Scan the data below. Pull out each line where "Rotation" occurs.

-*-*-

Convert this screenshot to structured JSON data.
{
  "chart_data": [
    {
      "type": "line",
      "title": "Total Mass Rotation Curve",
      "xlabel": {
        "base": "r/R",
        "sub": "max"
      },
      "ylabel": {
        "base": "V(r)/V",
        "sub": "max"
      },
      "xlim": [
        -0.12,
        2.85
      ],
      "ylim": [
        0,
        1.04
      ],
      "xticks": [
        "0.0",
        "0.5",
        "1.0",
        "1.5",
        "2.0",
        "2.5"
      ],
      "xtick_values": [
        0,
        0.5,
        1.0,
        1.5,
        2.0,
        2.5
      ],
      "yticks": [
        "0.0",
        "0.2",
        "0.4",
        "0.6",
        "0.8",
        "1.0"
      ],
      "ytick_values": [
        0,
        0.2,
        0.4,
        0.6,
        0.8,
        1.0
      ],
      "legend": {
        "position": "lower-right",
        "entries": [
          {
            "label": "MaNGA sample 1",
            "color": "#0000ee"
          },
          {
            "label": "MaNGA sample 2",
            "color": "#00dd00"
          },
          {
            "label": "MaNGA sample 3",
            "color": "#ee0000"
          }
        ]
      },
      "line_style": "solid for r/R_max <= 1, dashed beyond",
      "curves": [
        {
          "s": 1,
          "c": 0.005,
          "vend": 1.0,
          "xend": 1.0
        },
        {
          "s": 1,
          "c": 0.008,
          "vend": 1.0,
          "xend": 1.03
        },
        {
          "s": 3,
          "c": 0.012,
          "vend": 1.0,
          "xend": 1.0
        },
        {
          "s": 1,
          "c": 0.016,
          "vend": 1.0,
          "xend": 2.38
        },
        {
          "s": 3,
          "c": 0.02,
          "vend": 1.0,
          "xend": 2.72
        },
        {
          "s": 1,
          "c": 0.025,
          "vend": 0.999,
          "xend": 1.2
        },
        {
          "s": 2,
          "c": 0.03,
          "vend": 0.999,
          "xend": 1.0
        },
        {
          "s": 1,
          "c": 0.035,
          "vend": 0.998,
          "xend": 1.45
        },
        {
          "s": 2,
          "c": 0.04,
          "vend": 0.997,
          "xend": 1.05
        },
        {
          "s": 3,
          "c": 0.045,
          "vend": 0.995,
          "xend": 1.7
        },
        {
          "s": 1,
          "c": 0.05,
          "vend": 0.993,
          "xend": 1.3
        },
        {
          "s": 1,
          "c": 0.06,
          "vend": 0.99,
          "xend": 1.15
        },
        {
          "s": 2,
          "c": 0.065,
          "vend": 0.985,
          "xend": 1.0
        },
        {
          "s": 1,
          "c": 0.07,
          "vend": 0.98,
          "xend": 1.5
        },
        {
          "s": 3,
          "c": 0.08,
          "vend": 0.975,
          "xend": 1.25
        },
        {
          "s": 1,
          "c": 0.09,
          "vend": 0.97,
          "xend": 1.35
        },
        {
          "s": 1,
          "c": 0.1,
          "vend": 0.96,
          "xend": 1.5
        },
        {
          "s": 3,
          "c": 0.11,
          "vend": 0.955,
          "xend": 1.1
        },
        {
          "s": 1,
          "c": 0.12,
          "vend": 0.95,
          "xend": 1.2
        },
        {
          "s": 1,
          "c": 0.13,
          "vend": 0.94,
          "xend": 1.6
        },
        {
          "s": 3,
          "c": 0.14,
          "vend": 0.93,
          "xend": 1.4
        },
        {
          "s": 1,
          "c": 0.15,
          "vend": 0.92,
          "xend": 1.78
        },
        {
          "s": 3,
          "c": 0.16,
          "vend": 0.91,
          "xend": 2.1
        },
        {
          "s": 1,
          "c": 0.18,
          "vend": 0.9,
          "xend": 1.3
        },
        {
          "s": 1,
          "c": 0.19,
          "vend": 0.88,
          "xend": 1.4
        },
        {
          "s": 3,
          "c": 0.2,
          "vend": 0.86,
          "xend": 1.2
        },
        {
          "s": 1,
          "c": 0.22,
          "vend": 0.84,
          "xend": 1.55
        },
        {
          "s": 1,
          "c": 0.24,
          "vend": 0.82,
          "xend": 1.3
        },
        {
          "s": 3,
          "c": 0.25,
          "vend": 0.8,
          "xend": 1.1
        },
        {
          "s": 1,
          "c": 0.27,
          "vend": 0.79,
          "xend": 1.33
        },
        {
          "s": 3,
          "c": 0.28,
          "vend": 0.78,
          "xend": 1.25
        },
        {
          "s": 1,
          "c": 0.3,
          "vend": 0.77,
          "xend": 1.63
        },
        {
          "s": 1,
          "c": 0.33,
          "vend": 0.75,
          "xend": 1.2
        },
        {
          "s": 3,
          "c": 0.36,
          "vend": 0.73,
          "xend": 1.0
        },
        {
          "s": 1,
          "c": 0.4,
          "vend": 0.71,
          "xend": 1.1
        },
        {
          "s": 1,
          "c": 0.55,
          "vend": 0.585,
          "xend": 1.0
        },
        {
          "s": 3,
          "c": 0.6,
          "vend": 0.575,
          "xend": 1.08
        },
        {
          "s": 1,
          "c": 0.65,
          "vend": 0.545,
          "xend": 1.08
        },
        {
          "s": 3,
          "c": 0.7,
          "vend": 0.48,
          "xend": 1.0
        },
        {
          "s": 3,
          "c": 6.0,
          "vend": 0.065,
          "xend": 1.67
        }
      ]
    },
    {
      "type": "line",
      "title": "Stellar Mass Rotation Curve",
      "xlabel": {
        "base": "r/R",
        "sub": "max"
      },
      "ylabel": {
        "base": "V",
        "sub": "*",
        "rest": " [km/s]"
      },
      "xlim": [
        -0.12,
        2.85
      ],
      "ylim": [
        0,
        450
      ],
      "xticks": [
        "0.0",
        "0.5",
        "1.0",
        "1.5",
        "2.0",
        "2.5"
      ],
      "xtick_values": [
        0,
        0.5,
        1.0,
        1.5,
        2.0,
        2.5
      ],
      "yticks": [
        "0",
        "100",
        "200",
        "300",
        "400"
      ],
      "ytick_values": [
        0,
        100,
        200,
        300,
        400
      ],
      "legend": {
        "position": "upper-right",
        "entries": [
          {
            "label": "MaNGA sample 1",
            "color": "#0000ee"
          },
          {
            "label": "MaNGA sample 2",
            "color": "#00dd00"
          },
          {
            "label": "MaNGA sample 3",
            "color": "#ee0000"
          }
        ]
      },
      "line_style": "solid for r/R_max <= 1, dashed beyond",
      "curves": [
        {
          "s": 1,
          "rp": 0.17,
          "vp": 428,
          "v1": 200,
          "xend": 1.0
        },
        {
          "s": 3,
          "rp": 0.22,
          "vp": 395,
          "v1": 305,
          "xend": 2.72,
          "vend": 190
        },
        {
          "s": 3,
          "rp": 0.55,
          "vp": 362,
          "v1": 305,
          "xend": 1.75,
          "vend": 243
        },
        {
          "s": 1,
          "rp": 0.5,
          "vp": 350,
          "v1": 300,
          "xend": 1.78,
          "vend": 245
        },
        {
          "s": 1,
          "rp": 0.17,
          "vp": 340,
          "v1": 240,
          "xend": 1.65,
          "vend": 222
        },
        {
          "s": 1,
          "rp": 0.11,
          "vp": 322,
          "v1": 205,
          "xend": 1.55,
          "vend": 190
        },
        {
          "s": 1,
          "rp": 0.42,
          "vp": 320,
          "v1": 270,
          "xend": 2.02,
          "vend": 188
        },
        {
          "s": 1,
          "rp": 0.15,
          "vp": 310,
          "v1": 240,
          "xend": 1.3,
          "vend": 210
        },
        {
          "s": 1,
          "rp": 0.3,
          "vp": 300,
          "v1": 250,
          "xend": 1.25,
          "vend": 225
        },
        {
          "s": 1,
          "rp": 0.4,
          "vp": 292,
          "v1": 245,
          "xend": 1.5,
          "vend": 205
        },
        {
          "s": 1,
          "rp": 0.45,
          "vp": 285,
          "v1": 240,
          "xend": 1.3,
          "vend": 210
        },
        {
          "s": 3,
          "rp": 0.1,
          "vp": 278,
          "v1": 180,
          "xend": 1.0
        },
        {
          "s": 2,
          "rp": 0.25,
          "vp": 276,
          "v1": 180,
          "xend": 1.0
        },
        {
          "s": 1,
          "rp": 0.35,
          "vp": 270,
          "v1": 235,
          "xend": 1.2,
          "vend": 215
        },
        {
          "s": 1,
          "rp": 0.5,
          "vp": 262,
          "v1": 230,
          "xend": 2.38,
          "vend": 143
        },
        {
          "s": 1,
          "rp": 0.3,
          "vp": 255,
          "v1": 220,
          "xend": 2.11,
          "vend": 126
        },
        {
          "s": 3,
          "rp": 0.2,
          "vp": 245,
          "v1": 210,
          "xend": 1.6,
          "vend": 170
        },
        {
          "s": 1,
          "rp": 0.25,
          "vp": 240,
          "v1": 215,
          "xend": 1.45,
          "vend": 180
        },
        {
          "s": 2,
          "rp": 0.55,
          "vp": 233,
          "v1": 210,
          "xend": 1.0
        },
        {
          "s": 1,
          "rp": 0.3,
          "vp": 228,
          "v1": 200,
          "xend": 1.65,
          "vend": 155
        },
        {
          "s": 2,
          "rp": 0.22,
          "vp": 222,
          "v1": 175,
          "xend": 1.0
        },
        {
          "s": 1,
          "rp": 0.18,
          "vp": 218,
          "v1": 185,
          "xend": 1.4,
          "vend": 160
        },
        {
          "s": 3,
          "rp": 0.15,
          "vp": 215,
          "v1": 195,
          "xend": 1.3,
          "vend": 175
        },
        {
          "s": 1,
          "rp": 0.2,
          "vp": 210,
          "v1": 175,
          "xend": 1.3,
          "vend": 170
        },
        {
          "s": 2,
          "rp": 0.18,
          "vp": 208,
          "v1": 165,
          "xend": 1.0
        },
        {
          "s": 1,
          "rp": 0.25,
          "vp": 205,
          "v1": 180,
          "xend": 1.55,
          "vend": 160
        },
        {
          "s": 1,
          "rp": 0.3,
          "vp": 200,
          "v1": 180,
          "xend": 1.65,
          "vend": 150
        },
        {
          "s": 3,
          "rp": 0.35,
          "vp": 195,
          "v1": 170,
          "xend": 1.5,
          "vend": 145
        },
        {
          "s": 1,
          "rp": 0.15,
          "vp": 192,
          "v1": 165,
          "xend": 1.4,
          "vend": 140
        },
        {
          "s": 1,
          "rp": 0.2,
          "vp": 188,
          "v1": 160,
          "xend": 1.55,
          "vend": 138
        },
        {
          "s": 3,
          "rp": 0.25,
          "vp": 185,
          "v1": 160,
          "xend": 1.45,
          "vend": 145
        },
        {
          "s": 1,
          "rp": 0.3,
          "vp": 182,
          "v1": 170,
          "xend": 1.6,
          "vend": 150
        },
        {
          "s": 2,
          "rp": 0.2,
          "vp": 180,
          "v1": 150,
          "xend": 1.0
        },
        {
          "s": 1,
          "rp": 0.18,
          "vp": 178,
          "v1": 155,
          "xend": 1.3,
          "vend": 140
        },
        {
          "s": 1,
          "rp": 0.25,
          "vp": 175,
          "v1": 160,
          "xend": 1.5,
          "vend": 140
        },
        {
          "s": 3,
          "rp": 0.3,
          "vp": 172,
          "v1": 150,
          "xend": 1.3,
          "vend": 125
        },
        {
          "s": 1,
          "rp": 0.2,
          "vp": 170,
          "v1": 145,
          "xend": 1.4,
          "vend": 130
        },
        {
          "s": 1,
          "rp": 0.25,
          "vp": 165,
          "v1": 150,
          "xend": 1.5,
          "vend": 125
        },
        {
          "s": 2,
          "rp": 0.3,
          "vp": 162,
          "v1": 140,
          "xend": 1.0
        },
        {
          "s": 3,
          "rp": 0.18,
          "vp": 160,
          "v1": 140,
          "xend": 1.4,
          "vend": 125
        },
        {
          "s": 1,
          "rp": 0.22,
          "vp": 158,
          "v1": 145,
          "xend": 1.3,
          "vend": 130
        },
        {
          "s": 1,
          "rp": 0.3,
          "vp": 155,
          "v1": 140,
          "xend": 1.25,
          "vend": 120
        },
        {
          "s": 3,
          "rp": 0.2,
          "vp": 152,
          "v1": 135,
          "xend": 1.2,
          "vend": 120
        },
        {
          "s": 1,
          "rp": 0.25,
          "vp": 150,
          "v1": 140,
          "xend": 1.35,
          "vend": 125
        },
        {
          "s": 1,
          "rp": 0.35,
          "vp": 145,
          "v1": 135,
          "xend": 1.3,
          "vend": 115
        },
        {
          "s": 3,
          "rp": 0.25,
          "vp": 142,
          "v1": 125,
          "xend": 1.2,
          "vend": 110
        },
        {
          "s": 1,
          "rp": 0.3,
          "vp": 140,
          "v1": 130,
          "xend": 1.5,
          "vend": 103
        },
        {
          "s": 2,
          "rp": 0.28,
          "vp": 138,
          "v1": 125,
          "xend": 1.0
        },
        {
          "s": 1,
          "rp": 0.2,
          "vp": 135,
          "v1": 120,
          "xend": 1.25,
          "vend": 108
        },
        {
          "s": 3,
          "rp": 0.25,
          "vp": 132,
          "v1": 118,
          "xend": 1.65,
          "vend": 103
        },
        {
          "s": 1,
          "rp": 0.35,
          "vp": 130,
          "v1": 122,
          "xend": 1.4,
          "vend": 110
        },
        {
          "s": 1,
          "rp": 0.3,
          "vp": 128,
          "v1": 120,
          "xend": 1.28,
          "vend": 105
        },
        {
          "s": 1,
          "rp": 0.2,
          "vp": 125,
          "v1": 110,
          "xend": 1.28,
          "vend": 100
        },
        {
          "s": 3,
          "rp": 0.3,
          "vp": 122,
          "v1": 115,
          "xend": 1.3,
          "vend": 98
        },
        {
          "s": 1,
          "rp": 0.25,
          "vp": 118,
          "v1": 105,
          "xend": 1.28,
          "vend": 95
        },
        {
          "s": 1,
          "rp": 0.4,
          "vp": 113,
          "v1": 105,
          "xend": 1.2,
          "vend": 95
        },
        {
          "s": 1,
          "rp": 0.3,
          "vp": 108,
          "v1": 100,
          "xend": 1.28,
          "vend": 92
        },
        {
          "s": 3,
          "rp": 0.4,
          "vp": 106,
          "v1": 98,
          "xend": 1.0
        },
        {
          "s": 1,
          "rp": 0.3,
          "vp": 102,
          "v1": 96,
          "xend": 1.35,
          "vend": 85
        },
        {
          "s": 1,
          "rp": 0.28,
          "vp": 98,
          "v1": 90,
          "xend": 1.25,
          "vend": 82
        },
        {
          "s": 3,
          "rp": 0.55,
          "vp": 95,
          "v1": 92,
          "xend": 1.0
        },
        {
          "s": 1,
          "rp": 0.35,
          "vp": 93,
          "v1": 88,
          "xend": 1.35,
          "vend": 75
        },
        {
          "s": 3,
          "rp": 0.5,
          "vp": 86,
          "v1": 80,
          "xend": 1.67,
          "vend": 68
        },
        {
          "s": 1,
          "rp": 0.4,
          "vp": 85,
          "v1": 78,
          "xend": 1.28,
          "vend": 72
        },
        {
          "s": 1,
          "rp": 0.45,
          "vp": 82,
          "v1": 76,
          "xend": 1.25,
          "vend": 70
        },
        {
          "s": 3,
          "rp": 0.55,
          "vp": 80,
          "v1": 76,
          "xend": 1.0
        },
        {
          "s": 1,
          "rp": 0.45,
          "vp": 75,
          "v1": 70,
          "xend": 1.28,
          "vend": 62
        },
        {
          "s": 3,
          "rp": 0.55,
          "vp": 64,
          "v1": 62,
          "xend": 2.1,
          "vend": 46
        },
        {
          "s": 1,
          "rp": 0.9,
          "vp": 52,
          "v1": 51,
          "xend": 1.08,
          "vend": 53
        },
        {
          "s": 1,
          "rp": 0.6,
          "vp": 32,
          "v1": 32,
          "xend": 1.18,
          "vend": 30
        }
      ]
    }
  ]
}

-*-*-

§ **IN RESPONSE**
      "title": "Total Mass Rotation Curve",
      "title": "Stellar Mass Rotation Curve",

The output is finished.